--- Begin ---
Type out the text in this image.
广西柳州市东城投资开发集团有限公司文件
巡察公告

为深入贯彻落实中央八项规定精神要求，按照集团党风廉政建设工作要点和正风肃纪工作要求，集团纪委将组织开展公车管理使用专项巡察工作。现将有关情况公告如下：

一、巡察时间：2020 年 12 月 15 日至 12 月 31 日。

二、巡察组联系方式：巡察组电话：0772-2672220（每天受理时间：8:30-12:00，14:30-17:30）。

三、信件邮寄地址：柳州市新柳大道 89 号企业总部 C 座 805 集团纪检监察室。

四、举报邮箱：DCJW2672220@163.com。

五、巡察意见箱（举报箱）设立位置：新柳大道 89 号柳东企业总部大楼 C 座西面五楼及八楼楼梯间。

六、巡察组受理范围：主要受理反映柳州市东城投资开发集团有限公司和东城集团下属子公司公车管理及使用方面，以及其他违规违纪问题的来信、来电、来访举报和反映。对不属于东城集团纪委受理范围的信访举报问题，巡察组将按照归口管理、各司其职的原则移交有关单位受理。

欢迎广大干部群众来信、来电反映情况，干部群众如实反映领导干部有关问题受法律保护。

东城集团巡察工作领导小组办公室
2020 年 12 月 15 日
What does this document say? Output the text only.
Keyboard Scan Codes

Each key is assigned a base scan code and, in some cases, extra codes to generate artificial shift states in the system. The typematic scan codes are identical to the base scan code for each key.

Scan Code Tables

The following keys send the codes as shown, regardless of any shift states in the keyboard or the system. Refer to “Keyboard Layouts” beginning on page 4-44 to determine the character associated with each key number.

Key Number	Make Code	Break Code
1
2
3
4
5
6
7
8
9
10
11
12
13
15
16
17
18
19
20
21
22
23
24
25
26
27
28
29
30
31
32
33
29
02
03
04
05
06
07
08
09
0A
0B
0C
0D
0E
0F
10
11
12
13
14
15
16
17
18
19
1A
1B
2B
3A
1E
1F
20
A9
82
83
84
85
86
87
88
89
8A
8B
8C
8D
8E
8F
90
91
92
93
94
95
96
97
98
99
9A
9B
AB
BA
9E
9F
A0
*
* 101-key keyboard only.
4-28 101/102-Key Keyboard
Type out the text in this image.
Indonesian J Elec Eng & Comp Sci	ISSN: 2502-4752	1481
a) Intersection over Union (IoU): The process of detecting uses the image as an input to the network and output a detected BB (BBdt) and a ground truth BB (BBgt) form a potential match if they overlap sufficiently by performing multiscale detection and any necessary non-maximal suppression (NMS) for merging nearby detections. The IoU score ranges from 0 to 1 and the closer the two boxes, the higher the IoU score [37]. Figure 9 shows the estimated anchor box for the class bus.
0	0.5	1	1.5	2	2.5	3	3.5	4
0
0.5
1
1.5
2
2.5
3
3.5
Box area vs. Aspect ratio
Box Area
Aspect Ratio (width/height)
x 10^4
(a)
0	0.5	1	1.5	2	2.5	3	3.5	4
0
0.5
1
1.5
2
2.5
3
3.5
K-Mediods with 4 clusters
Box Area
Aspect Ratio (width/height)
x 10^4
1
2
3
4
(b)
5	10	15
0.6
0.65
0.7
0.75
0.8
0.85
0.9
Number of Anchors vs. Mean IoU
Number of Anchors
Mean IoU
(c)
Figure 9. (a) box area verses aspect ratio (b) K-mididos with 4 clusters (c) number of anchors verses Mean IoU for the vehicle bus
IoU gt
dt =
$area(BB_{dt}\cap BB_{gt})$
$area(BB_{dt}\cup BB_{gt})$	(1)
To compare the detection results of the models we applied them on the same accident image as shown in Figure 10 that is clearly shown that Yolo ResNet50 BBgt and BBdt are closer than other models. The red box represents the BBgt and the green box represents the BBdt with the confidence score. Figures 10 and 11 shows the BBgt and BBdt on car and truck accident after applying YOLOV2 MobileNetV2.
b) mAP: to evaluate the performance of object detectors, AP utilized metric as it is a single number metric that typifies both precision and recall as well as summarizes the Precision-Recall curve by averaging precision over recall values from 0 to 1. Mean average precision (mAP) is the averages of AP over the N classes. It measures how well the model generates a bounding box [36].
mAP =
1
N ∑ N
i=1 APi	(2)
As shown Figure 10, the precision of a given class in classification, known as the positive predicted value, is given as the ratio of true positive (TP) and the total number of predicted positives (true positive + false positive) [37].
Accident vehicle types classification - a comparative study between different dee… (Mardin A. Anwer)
--- End ---
■ Problem details
Pull every line containing the word "score" out of the material.

■ Result of the task
a) Intersection over Union (IoU): The process of detecting uses the image as an input to the network and output a detected BB (BBdt) and a ground truth BB (BBgt) form a potential match if they overlap sufficiently by performing multiscale detection and any necessary non-maximal suppression (NMS) for merging nearby detections. The IoU score ranges from 0 to 1 and the closer the two boxes, the higher the IoU score [37]. Figure 9 shows the estimated anchor box for the class bus.
To compare the detection results of the models we applied them on the same accident image as shown in Figure 10 that is clearly shown that Yolo ResNet50 BBgt and BBdt are closer than other models. The red box represents the BBgt and the green box represents the BBdt with the confidence score. Figures 10 and 11 shows the BBgt and BBdt on car and truck accident after applying YOLOV2 MobileNetV2.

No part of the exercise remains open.